Data listing:
▼▼▼
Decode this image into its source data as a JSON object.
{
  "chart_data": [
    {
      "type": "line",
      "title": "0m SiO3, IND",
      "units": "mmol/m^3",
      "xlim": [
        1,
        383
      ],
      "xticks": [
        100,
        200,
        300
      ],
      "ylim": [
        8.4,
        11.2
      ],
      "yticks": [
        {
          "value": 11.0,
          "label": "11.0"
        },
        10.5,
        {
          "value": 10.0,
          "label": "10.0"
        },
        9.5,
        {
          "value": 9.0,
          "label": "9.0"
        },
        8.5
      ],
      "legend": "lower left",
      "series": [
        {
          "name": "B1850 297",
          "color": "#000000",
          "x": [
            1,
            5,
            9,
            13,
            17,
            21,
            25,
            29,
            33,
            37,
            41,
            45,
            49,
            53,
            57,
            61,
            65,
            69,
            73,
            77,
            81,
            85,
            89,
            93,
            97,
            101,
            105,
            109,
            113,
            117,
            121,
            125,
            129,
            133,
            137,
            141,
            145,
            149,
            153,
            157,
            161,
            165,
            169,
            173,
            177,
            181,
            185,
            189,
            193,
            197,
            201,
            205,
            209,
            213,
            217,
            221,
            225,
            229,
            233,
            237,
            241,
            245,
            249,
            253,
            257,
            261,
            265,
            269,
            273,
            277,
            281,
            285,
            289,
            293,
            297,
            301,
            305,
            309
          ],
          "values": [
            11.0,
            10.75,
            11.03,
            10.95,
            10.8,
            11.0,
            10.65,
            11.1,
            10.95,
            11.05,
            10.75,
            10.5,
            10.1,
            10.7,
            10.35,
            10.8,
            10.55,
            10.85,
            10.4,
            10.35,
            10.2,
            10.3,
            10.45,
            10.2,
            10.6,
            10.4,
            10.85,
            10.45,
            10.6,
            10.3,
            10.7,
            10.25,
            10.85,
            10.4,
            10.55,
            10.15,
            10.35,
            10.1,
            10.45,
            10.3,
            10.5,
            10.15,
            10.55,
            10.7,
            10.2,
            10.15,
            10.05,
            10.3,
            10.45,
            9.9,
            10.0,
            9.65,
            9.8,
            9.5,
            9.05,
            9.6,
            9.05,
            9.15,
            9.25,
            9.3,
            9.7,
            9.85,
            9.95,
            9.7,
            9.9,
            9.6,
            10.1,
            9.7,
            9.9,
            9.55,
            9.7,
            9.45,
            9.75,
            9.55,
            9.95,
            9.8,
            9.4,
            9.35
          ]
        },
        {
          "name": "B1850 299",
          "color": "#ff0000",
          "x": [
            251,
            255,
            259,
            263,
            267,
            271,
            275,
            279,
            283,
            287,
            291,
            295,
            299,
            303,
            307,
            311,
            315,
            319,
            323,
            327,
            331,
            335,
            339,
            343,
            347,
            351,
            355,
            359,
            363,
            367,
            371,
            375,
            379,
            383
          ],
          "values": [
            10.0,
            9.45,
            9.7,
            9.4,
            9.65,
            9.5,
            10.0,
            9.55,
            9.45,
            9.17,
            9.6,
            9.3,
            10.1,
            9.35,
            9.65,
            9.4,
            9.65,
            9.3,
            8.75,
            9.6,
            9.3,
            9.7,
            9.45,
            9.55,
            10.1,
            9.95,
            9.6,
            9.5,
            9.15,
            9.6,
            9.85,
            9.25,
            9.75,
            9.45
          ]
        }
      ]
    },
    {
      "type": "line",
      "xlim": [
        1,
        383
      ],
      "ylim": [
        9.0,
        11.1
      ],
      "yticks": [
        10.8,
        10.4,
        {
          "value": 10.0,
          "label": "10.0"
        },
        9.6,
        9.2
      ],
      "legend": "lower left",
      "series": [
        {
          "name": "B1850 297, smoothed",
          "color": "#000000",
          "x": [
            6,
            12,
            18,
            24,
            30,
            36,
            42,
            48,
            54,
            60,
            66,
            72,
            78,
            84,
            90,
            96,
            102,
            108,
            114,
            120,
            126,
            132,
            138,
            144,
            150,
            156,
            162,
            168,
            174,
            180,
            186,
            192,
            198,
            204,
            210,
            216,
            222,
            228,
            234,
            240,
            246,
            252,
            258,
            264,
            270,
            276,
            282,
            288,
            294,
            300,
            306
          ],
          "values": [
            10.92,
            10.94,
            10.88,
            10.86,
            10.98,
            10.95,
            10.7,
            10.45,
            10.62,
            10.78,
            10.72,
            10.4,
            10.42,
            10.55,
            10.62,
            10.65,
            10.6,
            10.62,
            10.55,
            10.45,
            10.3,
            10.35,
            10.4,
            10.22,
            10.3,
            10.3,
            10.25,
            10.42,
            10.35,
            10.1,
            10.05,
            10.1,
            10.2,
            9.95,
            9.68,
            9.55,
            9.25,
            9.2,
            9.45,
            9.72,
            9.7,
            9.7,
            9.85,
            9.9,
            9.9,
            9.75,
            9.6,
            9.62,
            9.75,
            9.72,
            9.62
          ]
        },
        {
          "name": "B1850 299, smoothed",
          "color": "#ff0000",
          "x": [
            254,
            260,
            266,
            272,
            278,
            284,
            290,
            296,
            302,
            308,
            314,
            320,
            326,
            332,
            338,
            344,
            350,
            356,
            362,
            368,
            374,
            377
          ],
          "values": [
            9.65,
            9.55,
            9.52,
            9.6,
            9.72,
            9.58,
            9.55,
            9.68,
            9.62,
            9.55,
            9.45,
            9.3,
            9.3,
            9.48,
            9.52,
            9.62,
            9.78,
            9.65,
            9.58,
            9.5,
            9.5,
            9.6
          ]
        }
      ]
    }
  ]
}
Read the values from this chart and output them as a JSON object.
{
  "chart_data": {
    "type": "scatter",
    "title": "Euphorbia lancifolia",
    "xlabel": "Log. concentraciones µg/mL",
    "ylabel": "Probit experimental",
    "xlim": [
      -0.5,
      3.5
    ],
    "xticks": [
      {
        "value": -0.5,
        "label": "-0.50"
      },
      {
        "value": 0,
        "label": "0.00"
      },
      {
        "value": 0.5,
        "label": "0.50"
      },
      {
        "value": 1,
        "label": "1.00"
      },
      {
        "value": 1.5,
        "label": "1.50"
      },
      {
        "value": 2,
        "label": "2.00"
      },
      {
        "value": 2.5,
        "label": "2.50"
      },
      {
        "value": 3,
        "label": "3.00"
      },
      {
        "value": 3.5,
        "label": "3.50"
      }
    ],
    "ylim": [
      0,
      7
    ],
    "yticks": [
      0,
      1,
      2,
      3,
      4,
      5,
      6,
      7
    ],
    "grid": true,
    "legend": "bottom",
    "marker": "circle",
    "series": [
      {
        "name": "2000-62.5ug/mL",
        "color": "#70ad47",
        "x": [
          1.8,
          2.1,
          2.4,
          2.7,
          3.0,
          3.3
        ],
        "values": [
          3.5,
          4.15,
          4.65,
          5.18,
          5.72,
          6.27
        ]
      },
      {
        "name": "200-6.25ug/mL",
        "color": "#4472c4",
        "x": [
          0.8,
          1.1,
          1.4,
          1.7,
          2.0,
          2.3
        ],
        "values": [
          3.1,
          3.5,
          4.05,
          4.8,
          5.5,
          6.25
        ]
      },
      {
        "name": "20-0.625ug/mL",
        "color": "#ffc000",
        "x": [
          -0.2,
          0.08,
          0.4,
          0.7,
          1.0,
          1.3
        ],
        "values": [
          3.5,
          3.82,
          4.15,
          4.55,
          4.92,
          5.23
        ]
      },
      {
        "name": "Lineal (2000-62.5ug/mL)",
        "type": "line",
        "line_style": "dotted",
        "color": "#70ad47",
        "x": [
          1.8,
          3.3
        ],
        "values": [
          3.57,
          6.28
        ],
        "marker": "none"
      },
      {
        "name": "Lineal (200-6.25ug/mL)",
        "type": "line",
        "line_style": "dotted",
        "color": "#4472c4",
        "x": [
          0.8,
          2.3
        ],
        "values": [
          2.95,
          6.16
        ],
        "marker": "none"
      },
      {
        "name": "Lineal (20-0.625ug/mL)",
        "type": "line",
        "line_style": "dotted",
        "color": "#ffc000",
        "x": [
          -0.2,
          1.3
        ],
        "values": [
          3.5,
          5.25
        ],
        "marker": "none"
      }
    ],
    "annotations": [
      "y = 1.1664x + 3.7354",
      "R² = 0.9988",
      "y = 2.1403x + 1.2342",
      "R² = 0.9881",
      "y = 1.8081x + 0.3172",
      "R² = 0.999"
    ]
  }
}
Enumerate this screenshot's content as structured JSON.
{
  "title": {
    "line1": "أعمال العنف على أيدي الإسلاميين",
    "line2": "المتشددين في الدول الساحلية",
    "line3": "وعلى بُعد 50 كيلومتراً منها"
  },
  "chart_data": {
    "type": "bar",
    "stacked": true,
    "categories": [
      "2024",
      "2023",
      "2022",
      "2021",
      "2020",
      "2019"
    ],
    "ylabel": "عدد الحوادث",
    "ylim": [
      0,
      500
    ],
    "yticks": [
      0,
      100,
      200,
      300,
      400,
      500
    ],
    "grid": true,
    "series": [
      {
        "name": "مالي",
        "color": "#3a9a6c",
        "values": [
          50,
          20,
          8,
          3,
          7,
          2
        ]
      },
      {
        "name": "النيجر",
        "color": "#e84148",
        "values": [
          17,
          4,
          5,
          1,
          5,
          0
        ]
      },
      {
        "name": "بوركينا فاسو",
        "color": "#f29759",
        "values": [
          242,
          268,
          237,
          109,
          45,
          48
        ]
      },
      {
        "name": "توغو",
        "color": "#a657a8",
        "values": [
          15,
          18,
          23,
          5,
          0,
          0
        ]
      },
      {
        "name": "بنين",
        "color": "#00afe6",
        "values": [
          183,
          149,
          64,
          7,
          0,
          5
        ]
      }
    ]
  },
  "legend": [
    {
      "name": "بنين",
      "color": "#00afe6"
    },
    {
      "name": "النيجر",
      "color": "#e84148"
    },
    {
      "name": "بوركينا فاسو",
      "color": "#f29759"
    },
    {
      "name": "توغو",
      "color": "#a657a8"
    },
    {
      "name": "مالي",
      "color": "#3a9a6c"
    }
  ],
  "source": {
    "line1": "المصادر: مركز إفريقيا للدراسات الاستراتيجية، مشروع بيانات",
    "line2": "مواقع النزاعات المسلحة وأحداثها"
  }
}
▲▲▲
Work to be completed: Gather from the records above every line containing the string "JSON".

Output for this exercise:
Decode this image into its source data as a JSON object.
Read the values from this chart and output them as a JSON object.
Enumerate this screenshot's content as structured JSON.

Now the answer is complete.